AVAILABLE RECORDS –
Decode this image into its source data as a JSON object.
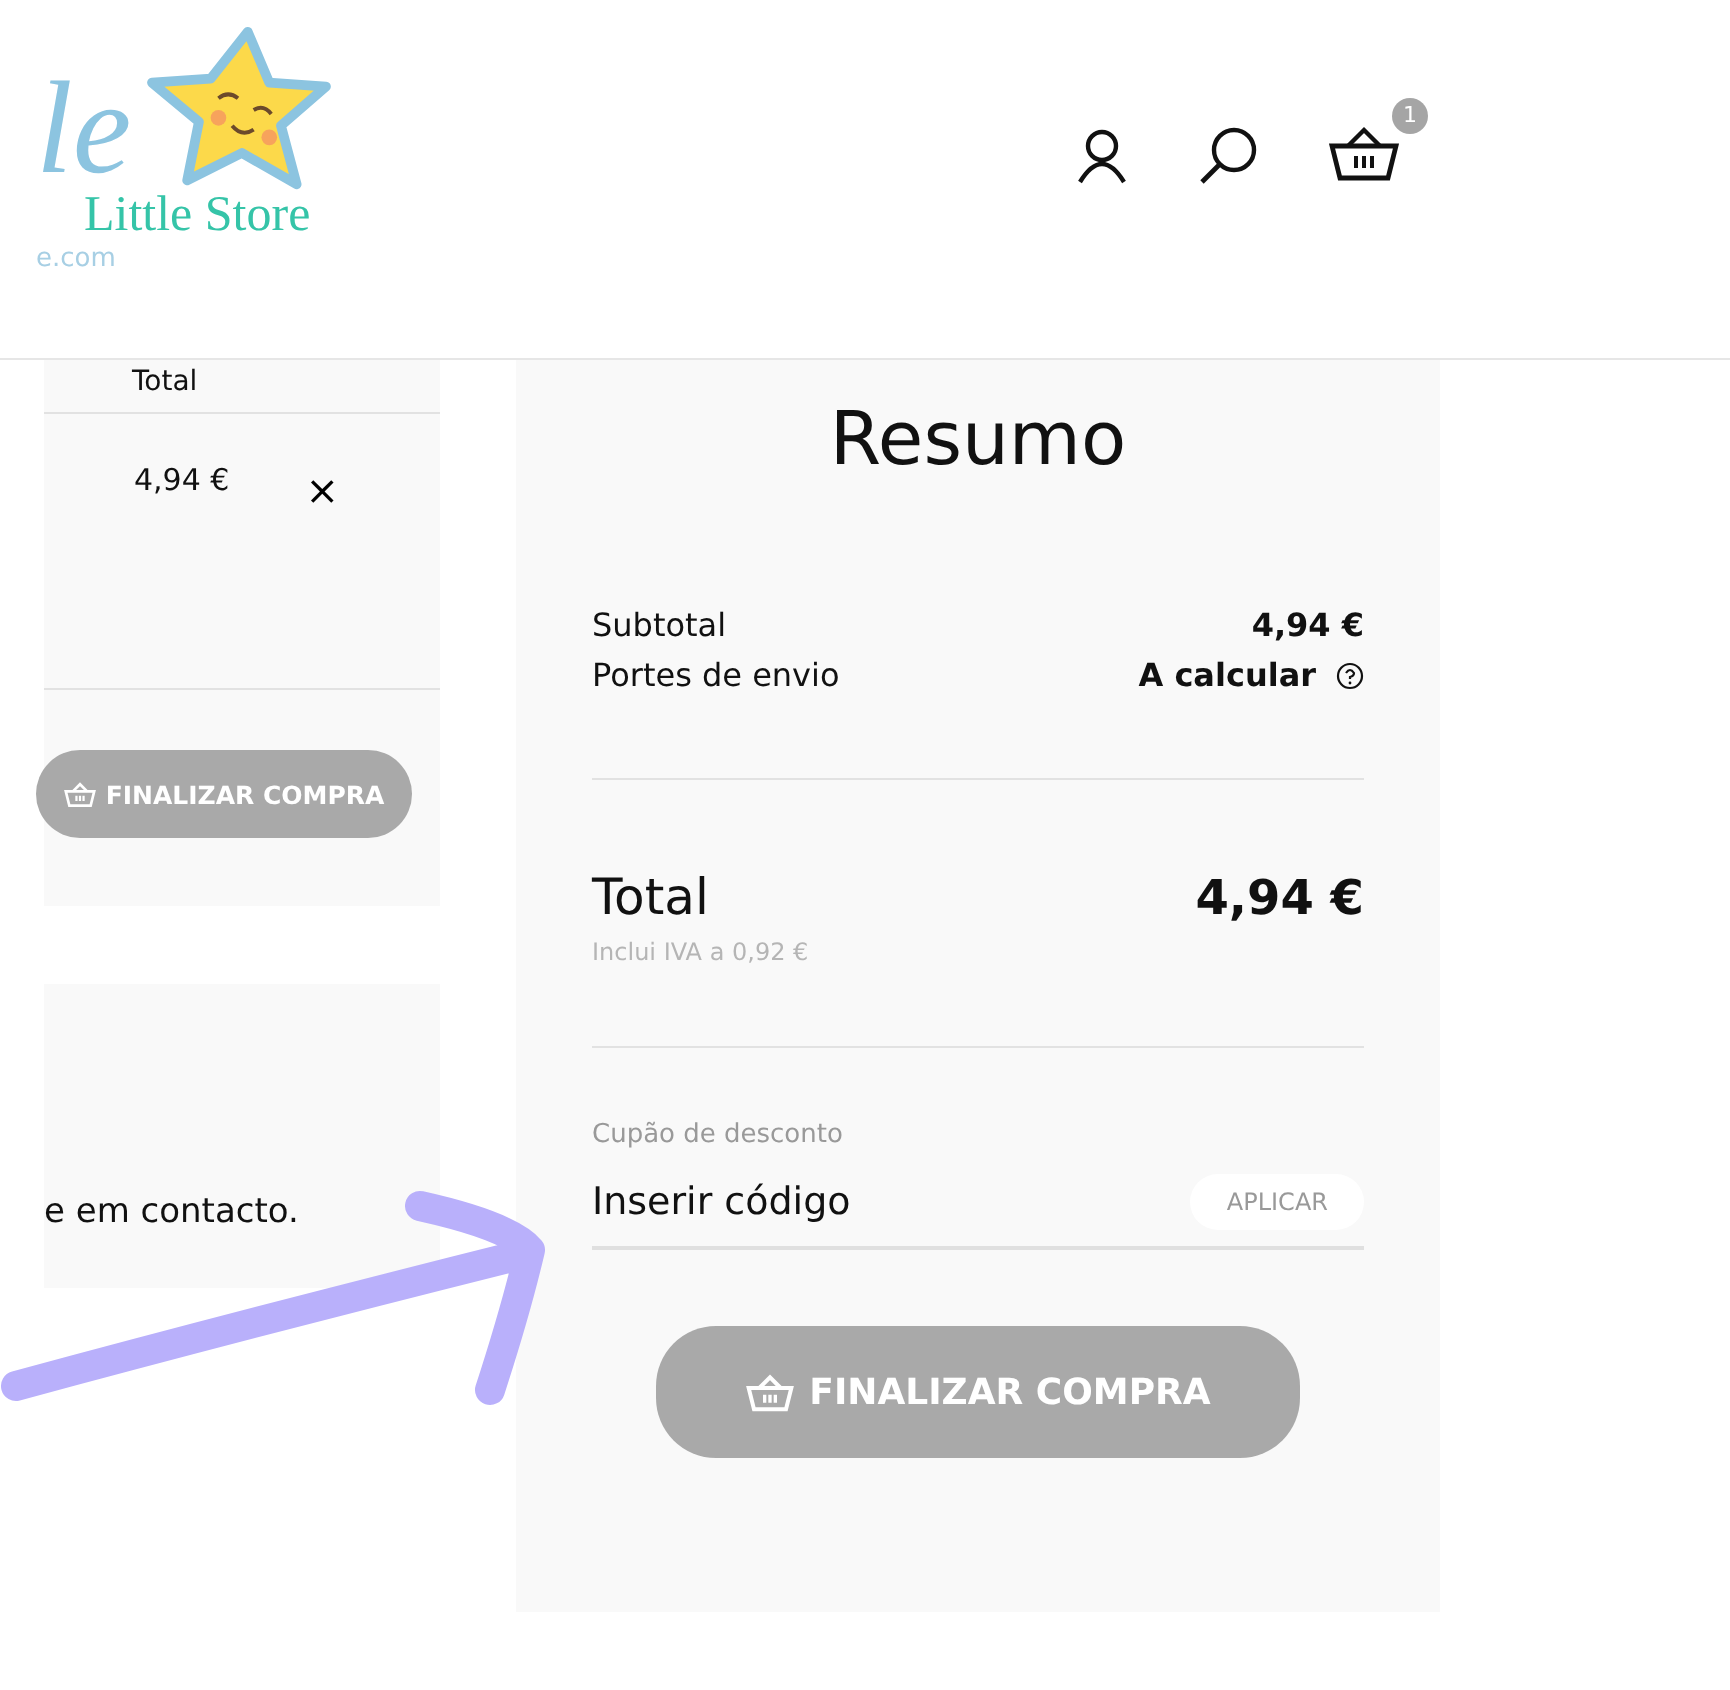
{
  "logo": {
    "script_letters": "le",
    "name": "Little Store",
    "domain": "e.com"
  },
  "header": {
    "cart_count": "1"
  },
  "cart": {
    "column_heading": "Total",
    "item_total": "4,94 €",
    "remove": "×",
    "checkout": "FINALIZAR COMPRA"
  },
  "notice": {
    "text": "e em contacto."
  },
  "summary": {
    "title": "Resumo",
    "lines": [
      {
        "label": "Subtotal",
        "value": "4,94 €",
        "help": false
      },
      {
        "label": "Portes de envio",
        "value": "A calcular",
        "help": true
      }
    ],
    "total_label": "Total",
    "total_value": "4,94 €",
    "tax_note": "Inclui IVA a 0,92 €",
    "coupon": {
      "label": "Cupão de desconto",
      "placeholder": "Inserir código",
      "apply": "APLICAR"
    },
    "checkout": "FINALIZAR COMPRA"
  }
}
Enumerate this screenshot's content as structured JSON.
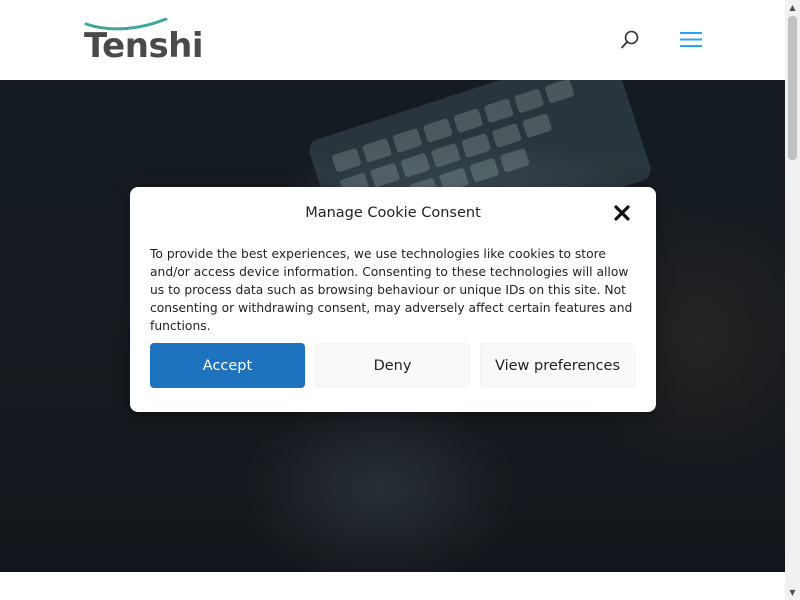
{
  "header": {
    "logo_text": "Tenshi",
    "logo_swoosh_color": "#3fa79a",
    "icons": {
      "search": "search-icon",
      "menu": "hamburger-menu-icon"
    },
    "accent_color": "#2ea3f2"
  },
  "cookie_dialog": {
    "title": "Manage Cookie Consent",
    "body": "To provide the best experiences, we use technologies like cookies to store and/or access device information. Consenting to these technologies will allow us to process data such as browsing behaviour or unique IDs on this site. Not consenting or withdrawing consent, may adversely affect certain features and functions.",
    "buttons": {
      "accept": "Accept",
      "deny": "Deny",
      "preferences": "View preferences"
    },
    "close_icon": "close-icon",
    "accept_color": "#1e73be"
  },
  "scrollbar": {
    "up_arrow": "▲",
    "down_arrow": "▼"
  }
}
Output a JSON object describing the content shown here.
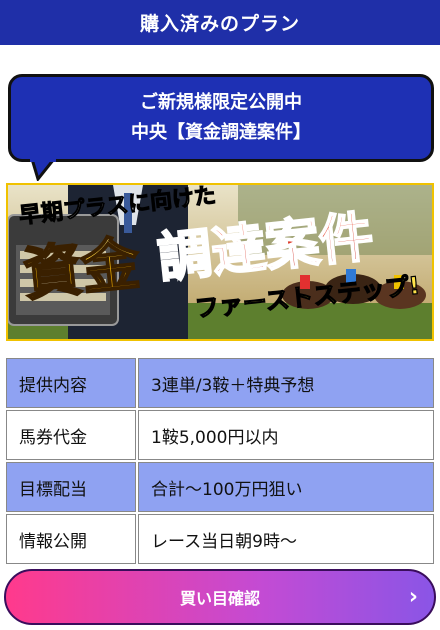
{
  "header": {
    "title": "購入済みのプラン"
  },
  "bubble": {
    "line1": "ご新規様限定公開中",
    "line2": "中央【資金調達案件】"
  },
  "banner": {
    "tagline": "早期プラスに向けた",
    "headline_a": "資金",
    "headline_b": "調達案件",
    "subline": "ファーストステップ!"
  },
  "info": [
    {
      "label": "提供内容",
      "value": "3連単/3鞍＋特典予想",
      "style": "blue"
    },
    {
      "label": "馬券代金",
      "value": "1鞍5,000円以内",
      "style": "white"
    },
    {
      "label": "目標配当",
      "value": "合計～100万円狙い",
      "style": "blue"
    },
    {
      "label": "情報公開",
      "value": "レース当日朝9時～",
      "style": "white"
    }
  ],
  "cta": {
    "label": "買い目確認",
    "arrow_icon": "chevron-right-icon"
  },
  "colors": {
    "header": "#1f2fa8",
    "bubble": "#1e30b4",
    "row_blue": "#8fa2f2",
    "cta_start": "#ff3a8c",
    "cta_end": "#8a55e6"
  }
}
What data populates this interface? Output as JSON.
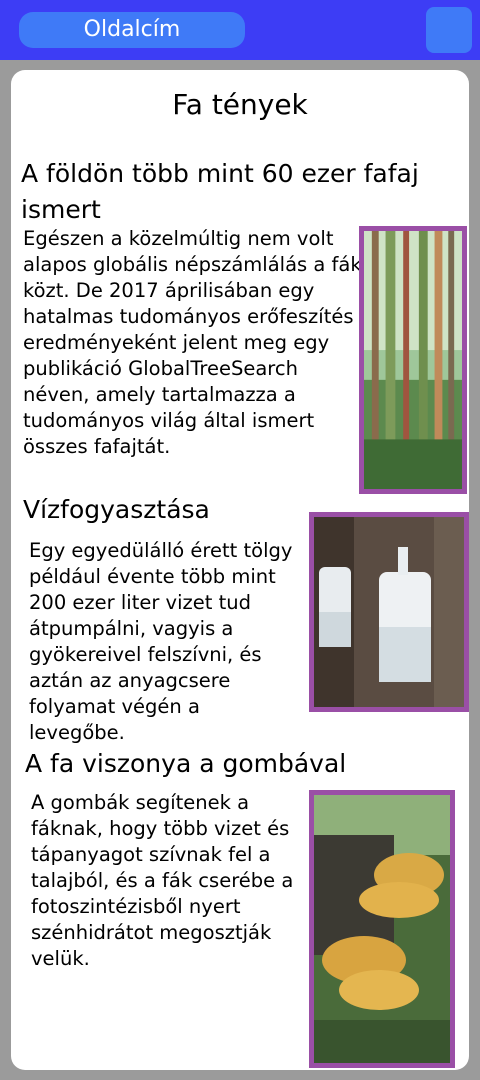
{
  "header": {
    "title": "Oldalcím",
    "menu_icon": "menu-icon"
  },
  "page": {
    "title": "Fa tények"
  },
  "colors": {
    "topbar": "#3d3df5",
    "pill": "#3f7af7",
    "image_border": "#9a4fa6",
    "background": "#9b9b9b"
  },
  "sections": [
    {
      "heading": "A földön több mint 60 ezer fafaj ismert",
      "text": "Egészen a közelmúltig nem volt alapos globális népszámlálás a fák közt. De 2017 áprilisában egy hatalmas tudományos erőfeszítés eredményeként jelent meg egy publikáció GlobalTreeSearch néven, amely tartalmazza a tudományos világ által ismert összes fafajtát.",
      "image": "tree-trunks-image"
    },
    {
      "heading": "Vízfogyasztása",
      "text": "Egy egyedülálló érett tölgy például évente több mint 200 ezer liter vizet tud átpumpálni, vagyis a gyökereivel felszívni, és aztán az anyagcsere folyamat végén a levegőbe.",
      "image": "sap-jugs-image"
    },
    {
      "heading": "A fa viszonya a gombával",
      "text": "A gombák segítenek a fáknak, hogy több vizet és tápanyagot szívnak fel a talajból, és a fák cserébe a fotoszintézisből nyert szénhidrátot megosztják velük.",
      "image": "mushrooms-image"
    }
  ]
}
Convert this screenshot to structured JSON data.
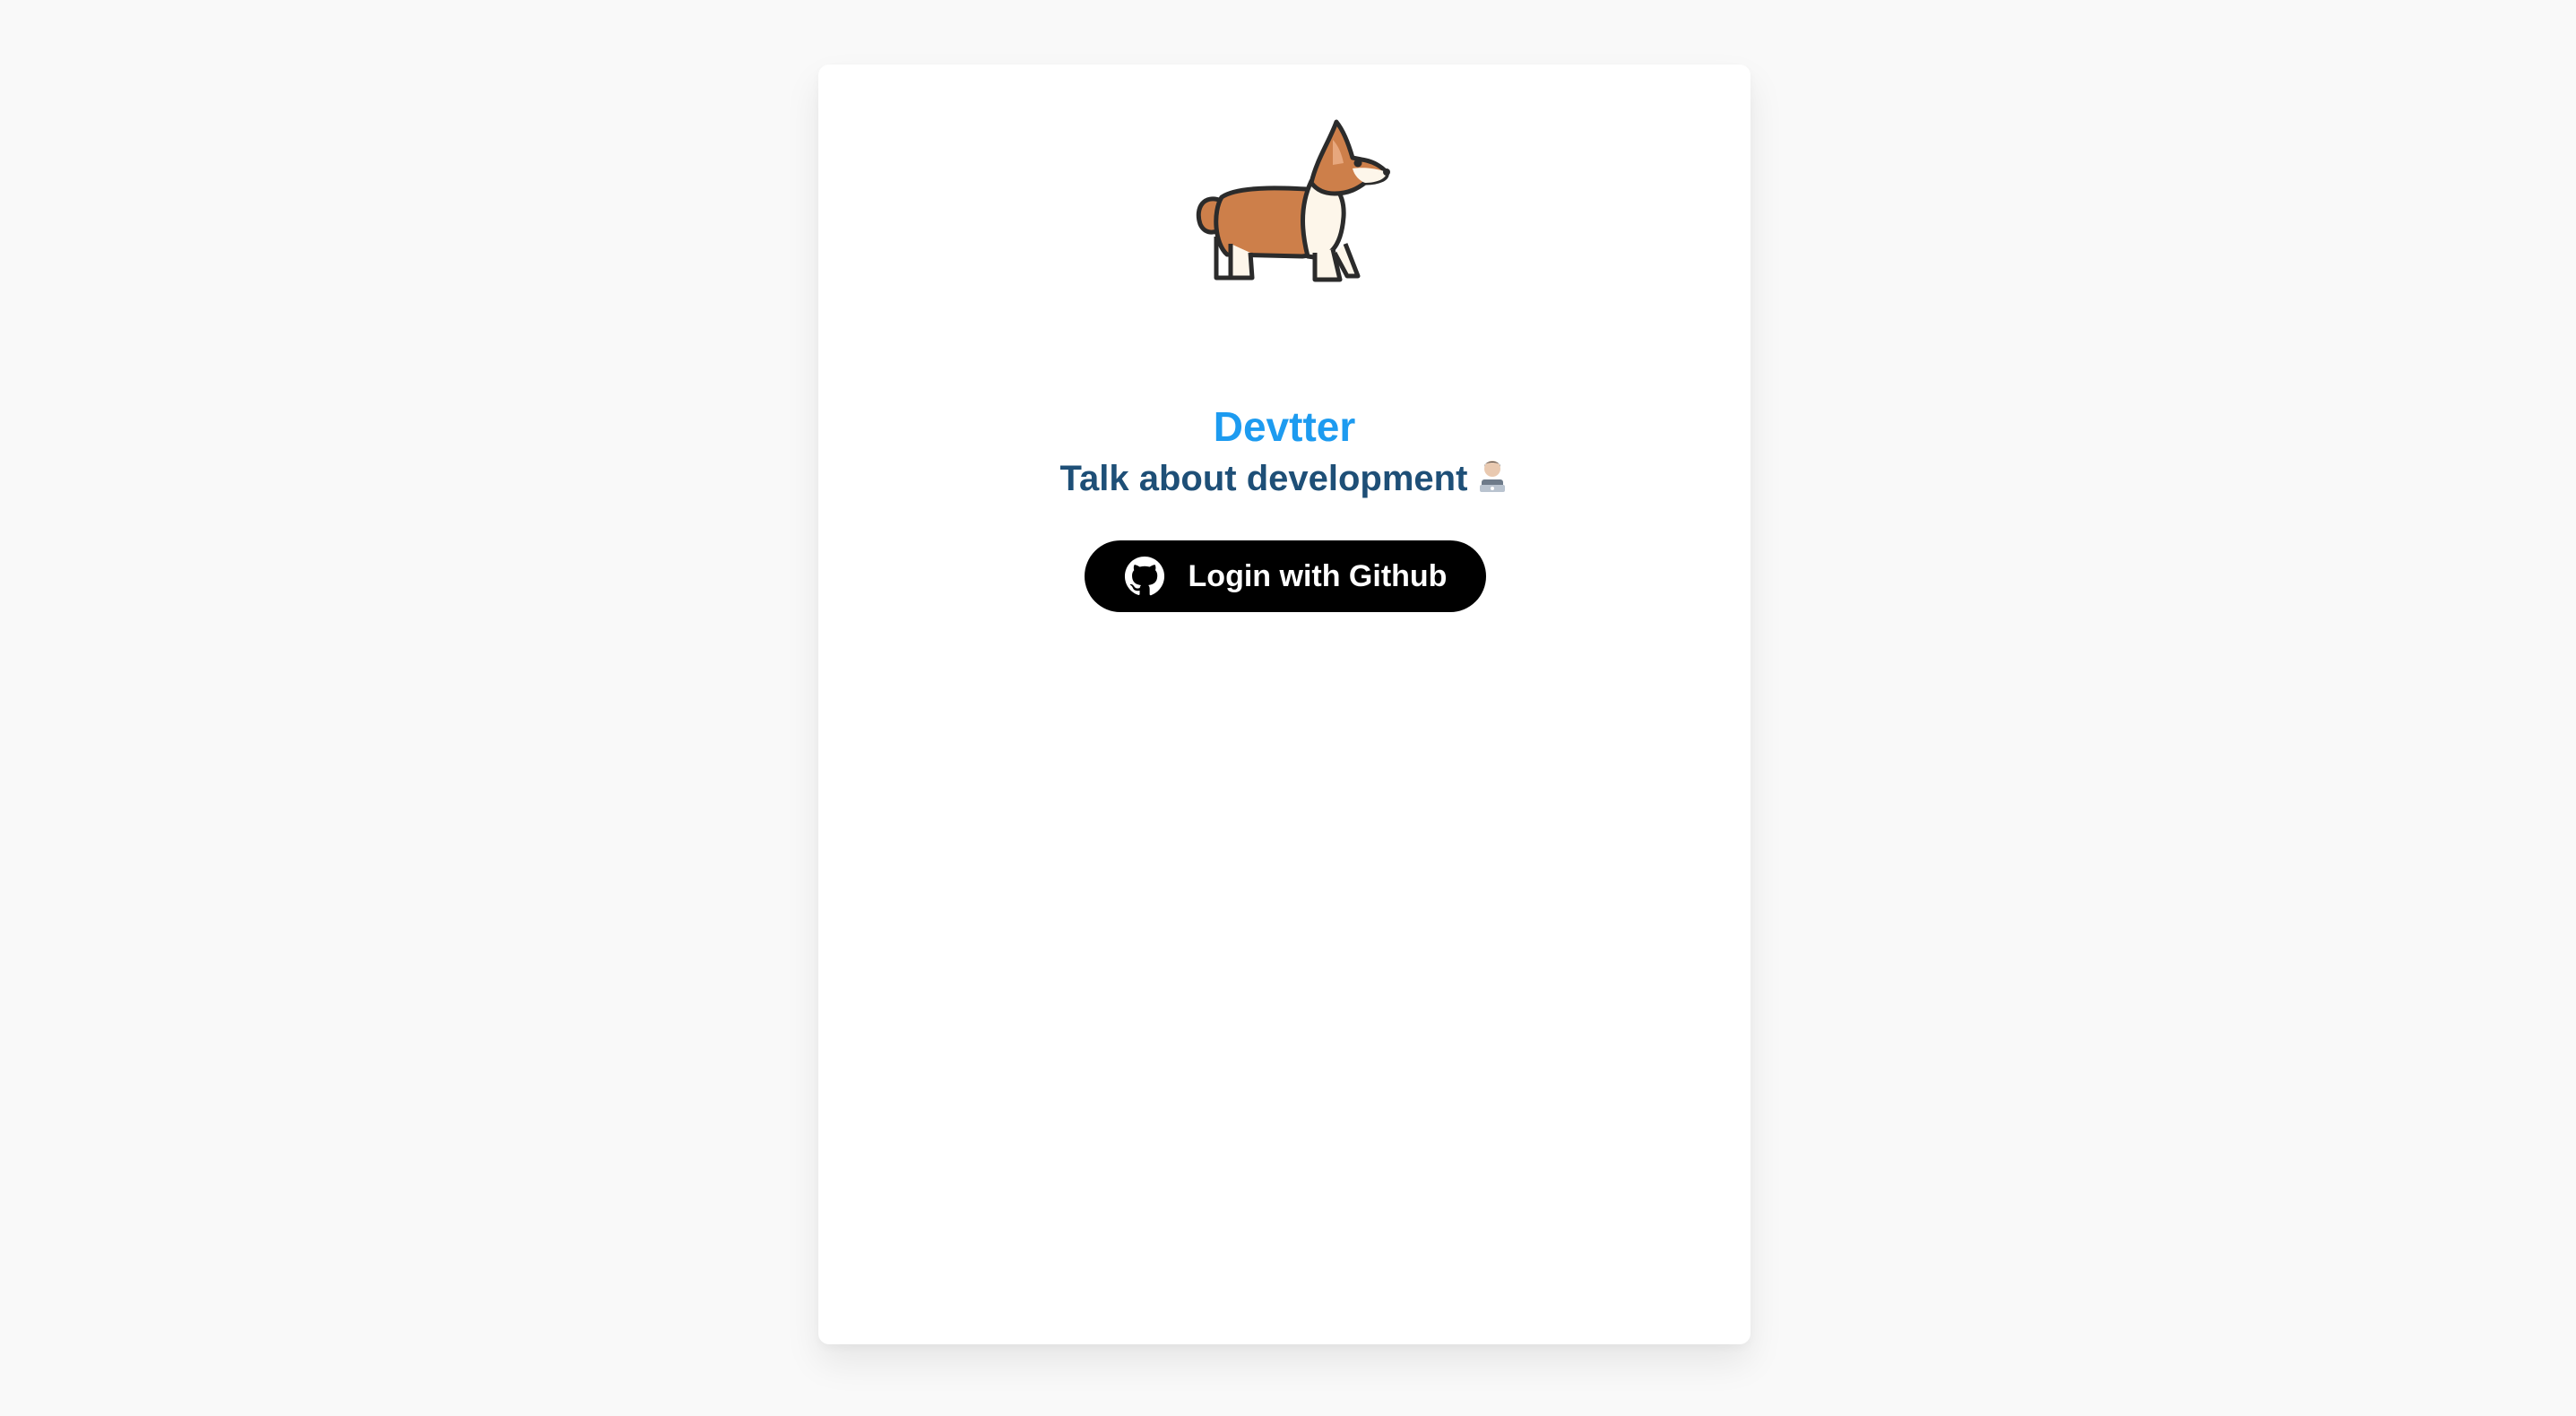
{
  "app": {
    "brand": "Devtter",
    "tagline": "Talk about development"
  },
  "login": {
    "button_label": "Login with Github"
  },
  "icons": {
    "logo": "corgi-logo-icon",
    "tagline_emoji": "technologist-emoji-icon",
    "login": "github-icon"
  },
  "colors": {
    "background": "#f9f9f9",
    "card": "#ffffff",
    "brand": "#1d9bf0",
    "tagline": "#1e4f77",
    "button_bg": "#000000",
    "button_text": "#ffffff"
  }
}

PROBLEM STATEMENT – Where a line in the entries holds the word "background", copy that line.

OUTPUT BELOW –
    "background": "#9b9b9b"
    "background": "#f9f9f9",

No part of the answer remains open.